== Data entries ==
╔══

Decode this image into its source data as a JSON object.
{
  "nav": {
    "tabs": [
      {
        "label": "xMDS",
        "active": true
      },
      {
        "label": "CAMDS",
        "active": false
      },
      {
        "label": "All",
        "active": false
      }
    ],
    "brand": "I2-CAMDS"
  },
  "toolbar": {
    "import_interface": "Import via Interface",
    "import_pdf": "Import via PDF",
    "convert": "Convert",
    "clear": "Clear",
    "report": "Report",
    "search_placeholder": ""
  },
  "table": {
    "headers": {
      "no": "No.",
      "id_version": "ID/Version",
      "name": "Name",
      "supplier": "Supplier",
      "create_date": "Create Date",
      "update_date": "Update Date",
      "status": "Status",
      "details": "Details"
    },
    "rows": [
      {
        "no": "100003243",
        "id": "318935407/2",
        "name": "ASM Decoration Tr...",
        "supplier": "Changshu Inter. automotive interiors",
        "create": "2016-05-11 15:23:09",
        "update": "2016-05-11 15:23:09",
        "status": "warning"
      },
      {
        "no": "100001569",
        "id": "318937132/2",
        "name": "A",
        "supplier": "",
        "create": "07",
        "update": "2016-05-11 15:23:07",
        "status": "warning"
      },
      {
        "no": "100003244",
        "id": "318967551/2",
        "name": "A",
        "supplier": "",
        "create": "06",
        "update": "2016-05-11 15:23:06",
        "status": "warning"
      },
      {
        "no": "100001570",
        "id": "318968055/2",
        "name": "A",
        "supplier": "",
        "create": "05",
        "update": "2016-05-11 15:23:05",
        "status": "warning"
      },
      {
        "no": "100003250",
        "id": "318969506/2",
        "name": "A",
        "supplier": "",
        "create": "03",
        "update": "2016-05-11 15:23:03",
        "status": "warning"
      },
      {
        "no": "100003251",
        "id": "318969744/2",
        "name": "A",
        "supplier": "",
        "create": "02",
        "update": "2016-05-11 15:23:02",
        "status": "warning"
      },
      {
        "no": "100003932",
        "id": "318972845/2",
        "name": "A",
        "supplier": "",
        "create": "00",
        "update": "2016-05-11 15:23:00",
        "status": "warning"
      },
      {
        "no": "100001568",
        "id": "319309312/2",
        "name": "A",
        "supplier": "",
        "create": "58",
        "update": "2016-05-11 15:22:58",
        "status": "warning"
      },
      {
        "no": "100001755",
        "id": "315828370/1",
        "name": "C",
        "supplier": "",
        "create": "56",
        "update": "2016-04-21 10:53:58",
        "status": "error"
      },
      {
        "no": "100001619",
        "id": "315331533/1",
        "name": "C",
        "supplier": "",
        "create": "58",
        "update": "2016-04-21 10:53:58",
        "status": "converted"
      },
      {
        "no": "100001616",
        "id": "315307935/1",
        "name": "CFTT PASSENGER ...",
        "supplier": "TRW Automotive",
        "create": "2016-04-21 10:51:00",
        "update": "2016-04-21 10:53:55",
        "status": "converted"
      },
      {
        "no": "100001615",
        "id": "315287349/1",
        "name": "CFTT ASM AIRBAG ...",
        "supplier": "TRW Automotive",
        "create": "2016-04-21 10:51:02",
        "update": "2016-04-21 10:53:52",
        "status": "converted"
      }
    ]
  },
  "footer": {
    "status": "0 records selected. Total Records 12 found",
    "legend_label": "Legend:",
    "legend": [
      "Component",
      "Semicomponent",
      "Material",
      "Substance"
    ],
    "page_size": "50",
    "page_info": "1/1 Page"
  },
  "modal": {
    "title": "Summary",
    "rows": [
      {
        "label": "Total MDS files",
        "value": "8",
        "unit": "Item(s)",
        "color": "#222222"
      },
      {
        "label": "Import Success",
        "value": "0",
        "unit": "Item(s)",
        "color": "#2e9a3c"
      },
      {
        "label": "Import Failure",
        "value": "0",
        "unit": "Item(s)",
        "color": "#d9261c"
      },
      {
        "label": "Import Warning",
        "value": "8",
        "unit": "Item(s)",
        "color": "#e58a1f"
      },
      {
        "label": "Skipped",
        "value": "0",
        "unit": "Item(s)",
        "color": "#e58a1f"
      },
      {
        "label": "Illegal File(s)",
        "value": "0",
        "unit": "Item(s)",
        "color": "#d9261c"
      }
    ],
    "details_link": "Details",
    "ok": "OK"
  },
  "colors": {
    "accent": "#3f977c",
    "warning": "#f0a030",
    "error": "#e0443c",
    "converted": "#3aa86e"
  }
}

╚══

== SET PROBLEM ==
What do the records say? Quote them all exactly.

== RESULT FOR THIS TASK ==
Decode this image into its source data as a JSON object.
{
  "nav": {
    "tabs": [
      {
        "label": "xMDS",
        "active": true
      },
      {
        "label": "CAMDS",
        "active": false
      },
      {
        "label": "All",
        "active": false
      }
    ],
    "brand": "I2-CAMDS"
  },
  "toolbar": {
    "import_interface": "Import via Interface",
    "import_pdf": "Import via PDF",
    "convert": "Convert",
    "clear": "Clear",
    "report": "Report",
    "search_placeholder": ""
  },
  "table": {
    "headers": {
      "no": "No.",
      "id_version": "ID/Version",
      "name": "Name",
      "supplier": "Supplier",
      "create_date": "Create Date",
      "update_date": "Update Date",
      "status": "Status",
      "details": "Details"
    },
    "rows": [
      {
        "no": "100003243",
        "id": "318935407/2",
        "name": "ASM Decoration Tr...",
        "supplier": "Changshu Inter. automotive interiors",
        "create": "2016-05-11 15:23:09",
        "update": "2016-05-11 15:23:09",
        "status": "warning"
      },
      {
        "no": "100001569",
        "id": "318937132/2",
        "name": "A",
        "supplier": "",
        "create": "07",
        "update": "2016-05-11 15:23:07",
        "status": "warning"
      },
      {
        "no": "100003244",
        "id": "318967551/2",
        "name": "A",
        "supplier": "",
        "create": "06",
        "update": "2016-05-11 15:23:06",
        "status": "warning"
      },
      {
        "no": "100001570",
        "id": "318968055/2",
        "name": "A",
        "supplier": "",
        "create": "05",
        "update": "2016-05-11 15:23:05",
        "status": "warning"
      },
      {
        "no": "100003250",
        "id": "318969506/2",
        "name": "A",
        "supplier": "",
        "create": "03",
        "update": "2016-05-11 15:23:03",
        "status": "warning"
      },
      {
        "no": "100003251",
        "id": "318969744/2",
        "name": "A",
        "supplier": "",
        "create": "02",
        "update": "2016-05-11 15:23:02",
        "status": "warning"
      },
      {
        "no": "100003932",
        "id": "318972845/2",
        "name": "A",
        "supplier": "",
        "create": "00",
        "update": "2016-05-11 15:23:00",
        "status": "warning"
      },
      {
        "no": "100001568",
        "id": "319309312/2",
        "name": "A",
        "supplier": "",
        "create": "58",
        "update": "2016-05-11 15:22:58",
        "status": "warning"
      },
      {
        "no": "100001755",
        "id": "315828370/1",
        "name": "C",
        "supplier": "",
        "create": "56",
        "update": "2016-04-21 10:53:58",
        "status": "error"
      },
      {
        "no": "100001619",
        "id": "315331533/1",
        "name": "C",
        "supplier": "",
        "create": "58",
        "update": "2016-04-21 10:53:58",
        "status": "converted"
      },
      {
        "no": "100001616",
        "id": "315307935/1",
        "name": "CFTT PASSENGER ...",
        "supplier": "TRW Automotive",
        "create": "2016-04-21 10:51:00",
        "update": "2016-04-21 10:53:55",
        "status": "converted"
      },
      {
        "no": "100001615",
        "id": "315287349/1",
        "name": "CFTT ASM AIRBAG ...",
        "supplier": "TRW Automotive",
        "create": "2016-04-21 10:51:02",
        "update": "2016-04-21 10:53:52",
        "status": "converted"
      }
    ]
  },
  "footer": {
    "status": "0 records selected. Total Records 12 found",
    "legend_label": "Legend:",
    "legend": [
      "Component",
      "Semicomponent",
      "Material",
      "Substance"
    ],
    "page_size": "50",
    "page_info": "1/1 Page"
  },
  "modal": {
    "title": "Summary",
    "rows": [
      {
        "label": "Total MDS files",
        "value": "8",
        "unit": "Item(s)",
        "color": "#222222"
      },
      {
        "label": "Import Success",
        "value": "0",
        "unit": "Item(s)",
        "color": "#2e9a3c"
      },
      {
        "label": "Import Failure",
        "value": "0",
        "unit": "Item(s)",
        "color": "#d9261c"
      },
      {
        "label": "Import Warning",
        "value": "8",
        "unit": "Item(s)",
        "color": "#e58a1f"
      },
      {
        "label": "Skipped",
        "value": "0",
        "unit": "Item(s)",
        "color": "#e58a1f"
      },
      {
        "label": "Illegal File(s)",
        "value": "0",
        "unit": "Item(s)",
        "color": "#d9261c"
      }
    ],
    "details_link": "Details",
    "ok": "OK"
  },
  "colors": {
    "accent": "#3f977c",
    "warning": "#f0a030",
    "error": "#e0443c",
    "converted": "#3aa86e"
  }
}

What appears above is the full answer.